• **Work to do**: Reproduce all of the data below line for line, leaving out the pictures.

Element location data
┄┄┄┄┄┄
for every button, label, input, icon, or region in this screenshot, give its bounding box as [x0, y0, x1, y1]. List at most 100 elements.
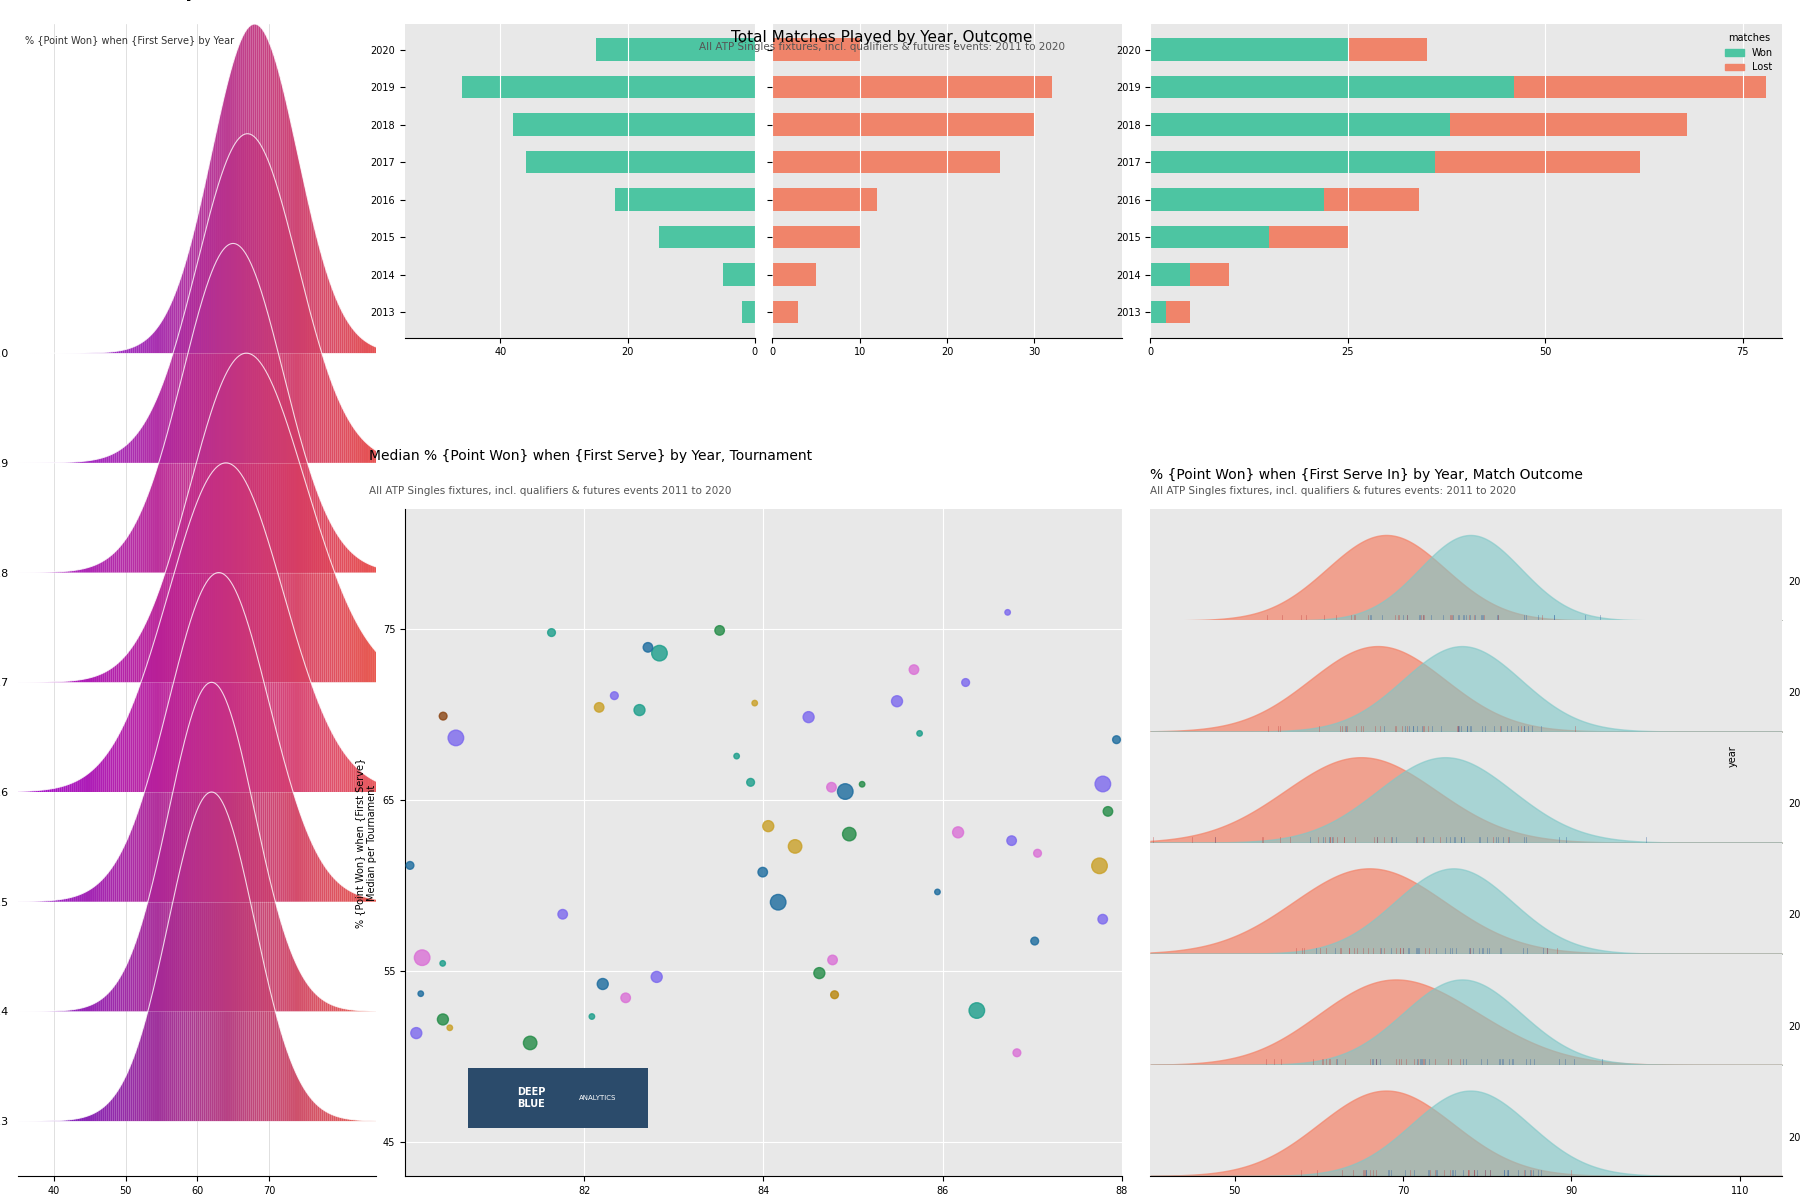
Point [1089, 910, 1118, 929]
Polygon shape [310, 311, 311, 463]
Polygon shape [169, 581, 171, 792]
Polygon shape [101, 457, 103, 463]
Polygon shape [137, 811, 139, 901]
Point [625, 701, 653, 720]
Polygon shape [86, 890, 88, 901]
Polygon shape [360, 769, 362, 792]
Polygon shape [41, 790, 43, 792]
Polygon shape [398, 352, 401, 353]
Polygon shape [83, 893, 85, 901]
Polygon shape [295, 964, 299, 1012]
Polygon shape [293, 445, 295, 683]
Bar [1166, 301, 1190, 324]
Polygon shape [77, 895, 79, 901]
Polygon shape [121, 448, 122, 463]
Polygon shape [315, 332, 317, 463]
Polygon shape [121, 350, 122, 353]
Polygon shape [329, 1003, 331, 1012]
Polygon shape [85, 774, 86, 792]
Polygon shape [349, 324, 351, 353]
Polygon shape [81, 1117, 83, 1121]
Polygon shape [166, 564, 167, 683]
Polygon shape [290, 949, 292, 1012]
Polygon shape [241, 602, 243, 901]
Polygon shape [317, 340, 320, 463]
Polygon shape [221, 170, 223, 463]
Polygon shape [212, 400, 216, 683]
Polygon shape [218, 256, 220, 572]
Polygon shape [185, 840, 187, 1121]
Polygon shape [65, 785, 67, 792]
Polygon shape [272, 384, 274, 683]
Polygon shape [344, 1118, 346, 1121]
Polygon shape [94, 1003, 95, 1012]
Polygon shape [85, 892, 86, 901]
Polygon shape [227, 812, 229, 1121]
Polygon shape [342, 406, 344, 463]
Polygon shape [331, 287, 333, 353]
Text: year: year [1728, 745, 1739, 767]
Polygon shape [281, 404, 283, 683]
Polygon shape [52, 900, 54, 901]
Polygon shape [146, 494, 148, 572]
Polygon shape [405, 673, 407, 683]
Polygon shape [304, 661, 306, 792]
Point [819, 950, 848, 970]
Polygon shape [158, 622, 160, 792]
Polygon shape [396, 788, 398, 792]
Bar [616, 188, 754, 211]
Polygon shape [263, 848, 265, 1012]
Polygon shape [160, 616, 162, 792]
Polygon shape [329, 1114, 331, 1121]
Polygon shape [85, 678, 86, 683]
Polygon shape [292, 954, 293, 1012]
Polygon shape [283, 754, 284, 901]
Polygon shape [113, 552, 115, 572]
Polygon shape [259, 25, 261, 353]
Polygon shape [250, 904, 252, 1121]
Polygon shape [122, 724, 124, 792]
Polygon shape [247, 775, 248, 1012]
Polygon shape [203, 182, 205, 353]
Polygon shape [407, 461, 409, 463]
Polygon shape [126, 836, 128, 901]
Polygon shape [209, 474, 211, 792]
Polygon shape [203, 484, 205, 792]
Polygon shape [144, 622, 146, 683]
Polygon shape [225, 372, 227, 683]
Polygon shape [383, 349, 385, 353]
Point [2, 803, 31, 822]
Polygon shape [373, 346, 374, 353]
Polygon shape [272, 1000, 274, 1121]
Point [34, 659, 63, 678]
Polygon shape [32, 791, 34, 792]
Polygon shape [398, 571, 401, 572]
Polygon shape [133, 700, 135, 792]
Polygon shape [115, 1092, 117, 1121]
Point [83, 748, 112, 767]
Bar [772, 226, 860, 248]
Polygon shape [254, 137, 257, 463]
Polygon shape [353, 1010, 355, 1012]
Polygon shape [257, 139, 259, 463]
Polygon shape [304, 478, 306, 683]
Polygon shape [103, 672, 104, 683]
Point [736, 773, 765, 792]
Polygon shape [151, 331, 155, 353]
Polygon shape [164, 314, 166, 353]
Polygon shape [169, 358, 171, 463]
Point [214, 1051, 243, 1070]
Polygon shape [376, 451, 378, 463]
Polygon shape [97, 458, 99, 463]
Polygon shape [88, 1115, 92, 1121]
Polygon shape [234, 589, 238, 901]
Polygon shape [124, 538, 126, 572]
Polygon shape [274, 337, 275, 572]
Polygon shape [351, 762, 353, 792]
Polygon shape [216, 128, 218, 353]
Polygon shape [184, 308, 185, 463]
Polygon shape [88, 889, 92, 901]
Polygon shape [68, 680, 72, 683]
Polygon shape [211, 470, 212, 792]
Polygon shape [185, 496, 187, 683]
┄┄┄┄┄┄
• **Answer to the exercise**:
for every button, label, input, icon, or region in this screenshot, give its bounding box as [x0, y0, x1, y1]. List at most 100 elements.
Point [1089, 910, 1118, 929]
Polygon shape [310, 311, 311, 463]
Polygon shape [169, 581, 171, 792]
Polygon shape [101, 457, 103, 463]
Polygon shape [137, 811, 139, 901]
Point [625, 701, 653, 720]
Polygon shape [86, 890, 88, 901]
Polygon shape [360, 769, 362, 792]
Polygon shape [41, 790, 43, 792]
Polygon shape [398, 352, 401, 353]
Polygon shape [83, 893, 85, 901]
Polygon shape [295, 964, 299, 1012]
Polygon shape [293, 445, 295, 683]
Bar [1166, 301, 1190, 324]
Polygon shape [77, 895, 79, 901]
Polygon shape [121, 448, 122, 463]
Polygon shape [315, 332, 317, 463]
Polygon shape [121, 350, 122, 353]
Polygon shape [329, 1003, 331, 1012]
Polygon shape [85, 774, 86, 792]
Polygon shape [349, 324, 351, 353]
Polygon shape [81, 1117, 83, 1121]
Polygon shape [166, 564, 167, 683]
Polygon shape [290, 949, 292, 1012]
Polygon shape [241, 602, 243, 901]
Polygon shape [317, 340, 320, 463]
Polygon shape [221, 170, 223, 463]
Polygon shape [212, 400, 216, 683]
Polygon shape [218, 256, 220, 572]
Polygon shape [185, 840, 187, 1121]
Polygon shape [65, 785, 67, 792]
Polygon shape [272, 384, 274, 683]
Polygon shape [344, 1118, 346, 1121]
Polygon shape [94, 1003, 95, 1012]
Polygon shape [85, 892, 86, 901]
Polygon shape [227, 812, 229, 1121]
Polygon shape [342, 406, 344, 463]
Polygon shape [331, 287, 333, 353]
Text: year: year [1728, 745, 1739, 767]
Polygon shape [281, 404, 283, 683]
Polygon shape [52, 900, 54, 901]
Polygon shape [146, 494, 148, 572]
Polygon shape [405, 673, 407, 683]
Polygon shape [304, 661, 306, 792]
Point [819, 950, 848, 970]
Polygon shape [158, 622, 160, 792]
Polygon shape [396, 788, 398, 792]
Bar [616, 188, 754, 211]
Polygon shape [263, 848, 265, 1012]
Polygon shape [160, 616, 162, 792]
Polygon shape [329, 1114, 331, 1121]
Polygon shape [85, 678, 86, 683]
Polygon shape [292, 954, 293, 1012]
Polygon shape [283, 754, 284, 901]
Polygon shape [113, 552, 115, 572]
Polygon shape [259, 25, 261, 353]
Polygon shape [250, 904, 252, 1121]
Polygon shape [122, 724, 124, 792]
Polygon shape [247, 775, 248, 1012]
Polygon shape [203, 182, 205, 353]
Polygon shape [407, 461, 409, 463]
Polygon shape [126, 836, 128, 901]
Polygon shape [209, 474, 211, 792]
Polygon shape [203, 484, 205, 792]
Polygon shape [144, 622, 146, 683]
Polygon shape [225, 372, 227, 683]
Polygon shape [383, 349, 385, 353]
Point [2, 803, 31, 822]
Polygon shape [373, 346, 374, 353]
Polygon shape [272, 1000, 274, 1121]
Point [34, 659, 63, 678]
Polygon shape [32, 791, 34, 792]
Polygon shape [398, 571, 401, 572]
Polygon shape [133, 700, 135, 792]
Polygon shape [115, 1092, 117, 1121]
Point [83, 748, 112, 767]
Bar [772, 226, 860, 248]
Polygon shape [254, 137, 257, 463]
Polygon shape [353, 1010, 355, 1012]
Polygon shape [257, 139, 259, 463]
Polygon shape [304, 478, 306, 683]
Polygon shape [103, 672, 104, 683]
Point [736, 773, 765, 792]
Polygon shape [151, 331, 155, 353]
Polygon shape [164, 314, 166, 353]
Polygon shape [169, 358, 171, 463]
Point [214, 1051, 243, 1070]
Polygon shape [376, 451, 378, 463]
Polygon shape [97, 458, 99, 463]
Polygon shape [88, 1115, 92, 1121]
Polygon shape [234, 589, 238, 901]
Polygon shape [124, 538, 126, 572]
Polygon shape [274, 337, 275, 572]
Polygon shape [351, 762, 353, 792]
Polygon shape [216, 128, 218, 353]
Polygon shape [184, 308, 185, 463]
Polygon shape [88, 889, 92, 901]
Polygon shape [68, 680, 72, 683]
Polygon shape [211, 470, 212, 792]
Polygon shape [185, 496, 187, 683]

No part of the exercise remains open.